-------- Extrait --------
Albane Guignard Martin [1] souligne que la loi MAPAM a conduit son syndicat à gérer 16 km de digues en plus des 100 km existants alors que le décret précisant les modalités du transfert a été publié

fin novembre 2023 pour une application fin janvier 2024. Se posait notamment la question importante de la définition d’un ouvrage qui a un rôle réel sur les inondations. Ce qui est important en termes de responsabilité c’est l’état des ouvrages transférés. Si l’ouvrage est en bon état et assure suffisamment son rôle de protection, l’enjeu pour la collectivité est de l’entretenir pour qu’il continue à jouer son rôle. Si l’ouvrage n’est pas en bon état, la question est alors de savoir s’il faut le garder en tant que digue ou s’il ne vaut pas mieux le déclasser. Dans ce cas, il faut le neutraliser pour qu’il ne provoque pas de dégâts à cause d’une rupture intempestive. Pour éviter de mettre en danger des vies humaines, on ouvre ainsi des ouvrages ce qui conduit à une montée des eaux équilibrée mais à des inondations. "Pour protéger, on inonde". Ce qui peut également conduire à geler des parcelles à l’urbanisation. 

 
Une bonne digue c’est celle qui n’existe pas. La bonne digue c’est la résilience, c’est la culture du risque. Une bonne digue conçue pour une crue décennale, ne protègera jamais pour une crue centennale.
--------
▸ Consigne A
Répondez aux questions suivantes à partir de l'extrait sur la gestion des digues.
(i) Combien de kilomètres de digues le syndicat a-t-il dû gérer en plus des digues existantes ?
(ii) Quand le décret précisant les modalités du transfert a-t-il été publié ?
(iii) Selon l'extrait, contre quelle crue une bonne digue conçue pour une crue décennale ne protègera-t-elle jamais ?
▸ Consigne B
Indiquez si chacune des affirmations suivantes est conforme à l'extrait sur la gestion des digues, en citant les mots qui le justifient.
(i) Le décret devait s'appliquer fin janvier 2024.
(ii) Un ouvrage en mauvais état doit toujours être conservé comme digue.
(iii) L'ouverture des ouvrages peut conduire à geler des parcelles à l'urbanisation.
▸ Consigne C
Recopiez le passage de l'extrait sur la gestion des digues allant de « Une bonne digue c’est » jusqu'à « une crue centennale. ».
Le matériel ci-dessous est sans rapport avec l'extrait.
-------- Données fournies --------
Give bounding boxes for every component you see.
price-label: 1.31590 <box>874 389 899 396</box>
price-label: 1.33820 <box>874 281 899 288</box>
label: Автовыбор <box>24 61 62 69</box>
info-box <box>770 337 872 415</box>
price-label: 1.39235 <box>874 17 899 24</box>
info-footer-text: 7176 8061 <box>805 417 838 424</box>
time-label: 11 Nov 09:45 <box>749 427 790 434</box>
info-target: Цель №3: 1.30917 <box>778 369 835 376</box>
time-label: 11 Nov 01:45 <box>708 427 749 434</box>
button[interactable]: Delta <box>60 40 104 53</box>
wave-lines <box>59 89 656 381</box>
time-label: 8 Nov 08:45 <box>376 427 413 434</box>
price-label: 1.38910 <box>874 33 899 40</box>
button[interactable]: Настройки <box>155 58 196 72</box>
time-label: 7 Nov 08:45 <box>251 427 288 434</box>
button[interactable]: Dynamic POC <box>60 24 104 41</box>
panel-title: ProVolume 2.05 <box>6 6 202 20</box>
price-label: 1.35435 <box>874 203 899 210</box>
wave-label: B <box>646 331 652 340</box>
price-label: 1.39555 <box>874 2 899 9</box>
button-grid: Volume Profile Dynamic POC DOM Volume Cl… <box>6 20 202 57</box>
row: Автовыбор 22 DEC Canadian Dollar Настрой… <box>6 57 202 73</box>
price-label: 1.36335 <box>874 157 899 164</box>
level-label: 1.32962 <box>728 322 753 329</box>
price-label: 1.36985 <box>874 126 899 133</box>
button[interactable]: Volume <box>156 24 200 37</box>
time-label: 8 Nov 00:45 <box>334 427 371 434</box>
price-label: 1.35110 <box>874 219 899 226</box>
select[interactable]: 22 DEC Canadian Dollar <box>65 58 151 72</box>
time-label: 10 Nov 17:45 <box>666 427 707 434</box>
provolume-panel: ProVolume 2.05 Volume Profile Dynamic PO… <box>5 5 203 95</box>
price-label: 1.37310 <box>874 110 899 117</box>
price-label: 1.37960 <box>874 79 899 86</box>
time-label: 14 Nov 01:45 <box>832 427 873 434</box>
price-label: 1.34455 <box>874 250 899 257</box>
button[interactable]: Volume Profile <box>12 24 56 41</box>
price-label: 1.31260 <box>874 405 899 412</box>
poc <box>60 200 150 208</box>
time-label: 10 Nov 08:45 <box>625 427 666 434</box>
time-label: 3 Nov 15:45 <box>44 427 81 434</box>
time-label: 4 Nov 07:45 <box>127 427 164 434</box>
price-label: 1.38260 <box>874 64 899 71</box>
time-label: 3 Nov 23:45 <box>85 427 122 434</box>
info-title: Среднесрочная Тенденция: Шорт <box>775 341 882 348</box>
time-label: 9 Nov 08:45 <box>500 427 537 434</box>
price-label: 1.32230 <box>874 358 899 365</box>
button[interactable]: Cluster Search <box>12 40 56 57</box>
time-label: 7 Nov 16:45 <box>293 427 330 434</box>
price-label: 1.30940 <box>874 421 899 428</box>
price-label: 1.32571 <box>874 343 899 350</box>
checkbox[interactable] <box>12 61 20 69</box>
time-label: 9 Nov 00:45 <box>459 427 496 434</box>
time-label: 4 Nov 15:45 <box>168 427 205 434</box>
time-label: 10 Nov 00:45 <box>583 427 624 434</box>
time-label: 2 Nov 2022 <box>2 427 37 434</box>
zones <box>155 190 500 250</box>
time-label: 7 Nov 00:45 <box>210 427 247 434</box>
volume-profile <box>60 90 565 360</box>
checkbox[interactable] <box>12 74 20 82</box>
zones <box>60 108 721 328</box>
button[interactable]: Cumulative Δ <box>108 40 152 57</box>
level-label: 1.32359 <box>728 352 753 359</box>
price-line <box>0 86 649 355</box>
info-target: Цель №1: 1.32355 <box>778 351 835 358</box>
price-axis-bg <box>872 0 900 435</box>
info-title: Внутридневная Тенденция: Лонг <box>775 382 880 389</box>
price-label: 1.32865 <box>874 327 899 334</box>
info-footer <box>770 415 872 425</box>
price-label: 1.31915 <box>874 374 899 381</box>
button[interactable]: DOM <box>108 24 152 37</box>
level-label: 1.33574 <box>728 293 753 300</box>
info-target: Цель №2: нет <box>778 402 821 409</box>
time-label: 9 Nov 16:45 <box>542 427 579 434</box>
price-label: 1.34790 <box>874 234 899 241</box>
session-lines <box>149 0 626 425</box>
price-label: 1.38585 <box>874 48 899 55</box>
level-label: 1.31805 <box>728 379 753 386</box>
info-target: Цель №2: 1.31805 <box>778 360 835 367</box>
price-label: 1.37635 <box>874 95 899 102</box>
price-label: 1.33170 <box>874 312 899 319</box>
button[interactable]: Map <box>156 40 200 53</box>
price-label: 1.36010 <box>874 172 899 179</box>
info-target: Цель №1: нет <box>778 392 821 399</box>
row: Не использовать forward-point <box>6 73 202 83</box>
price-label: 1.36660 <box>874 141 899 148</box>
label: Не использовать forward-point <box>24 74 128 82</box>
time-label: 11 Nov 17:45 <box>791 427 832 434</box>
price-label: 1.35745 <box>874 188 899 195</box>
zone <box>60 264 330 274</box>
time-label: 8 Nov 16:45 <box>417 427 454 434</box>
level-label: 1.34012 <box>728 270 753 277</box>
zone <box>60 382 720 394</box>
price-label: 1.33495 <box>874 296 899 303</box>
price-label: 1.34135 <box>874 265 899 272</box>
--------
▸ Corrigé A
(i) 16 km de digues, en plus des 100 km existants.
(ii) Fin novembre 2023.
(iii) Une crue centennale.

▸ Corrigé B
(i) Oui : « pour une application fin janvier 2024 ».
(ii) Non : « la question est alors de savoir s’il faut le garder en tant que digue ou s’il ne vaut pas mieux le déclasser ».
(iii) Oui : « Ce qui peut également conduire à geler des parcelles à l’urbanisation. »

▸ Corrigé C
Une bonne digue c’est celle qui n’existe pas. La bonne digue c’est la résilience, c’est la culture du risque. Une bonne digue conçue pour une crue décennale, ne protègera jamais pour une crue centennale.